Written request:
In the records that follow, locate every line with "color" and extract it.
--- START ---
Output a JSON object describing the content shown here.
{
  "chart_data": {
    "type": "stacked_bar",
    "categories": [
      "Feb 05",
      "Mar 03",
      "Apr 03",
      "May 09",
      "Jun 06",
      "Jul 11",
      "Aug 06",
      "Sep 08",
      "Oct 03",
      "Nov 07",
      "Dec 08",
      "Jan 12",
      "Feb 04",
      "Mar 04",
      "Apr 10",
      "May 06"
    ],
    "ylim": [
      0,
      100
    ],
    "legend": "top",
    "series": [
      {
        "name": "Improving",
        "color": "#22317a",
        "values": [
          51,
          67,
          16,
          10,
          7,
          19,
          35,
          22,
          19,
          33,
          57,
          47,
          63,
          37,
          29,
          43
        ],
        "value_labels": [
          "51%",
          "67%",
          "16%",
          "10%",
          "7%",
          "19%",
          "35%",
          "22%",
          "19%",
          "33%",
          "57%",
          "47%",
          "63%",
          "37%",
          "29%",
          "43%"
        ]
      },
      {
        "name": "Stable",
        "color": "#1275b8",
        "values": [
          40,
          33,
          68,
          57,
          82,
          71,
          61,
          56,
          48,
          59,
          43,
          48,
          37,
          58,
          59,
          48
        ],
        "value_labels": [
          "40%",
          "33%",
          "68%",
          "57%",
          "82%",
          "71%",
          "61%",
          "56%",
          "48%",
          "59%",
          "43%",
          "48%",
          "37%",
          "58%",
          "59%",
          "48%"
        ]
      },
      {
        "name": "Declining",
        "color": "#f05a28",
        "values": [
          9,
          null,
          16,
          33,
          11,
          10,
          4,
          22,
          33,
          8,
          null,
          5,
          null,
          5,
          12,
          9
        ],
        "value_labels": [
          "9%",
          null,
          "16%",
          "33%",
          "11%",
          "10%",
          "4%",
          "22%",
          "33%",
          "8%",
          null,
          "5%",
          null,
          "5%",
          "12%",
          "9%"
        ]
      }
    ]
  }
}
--- END ---
Task answer:
        "color": "#22317a",
        "color": "#1275b8",
        "color": "#f05a28",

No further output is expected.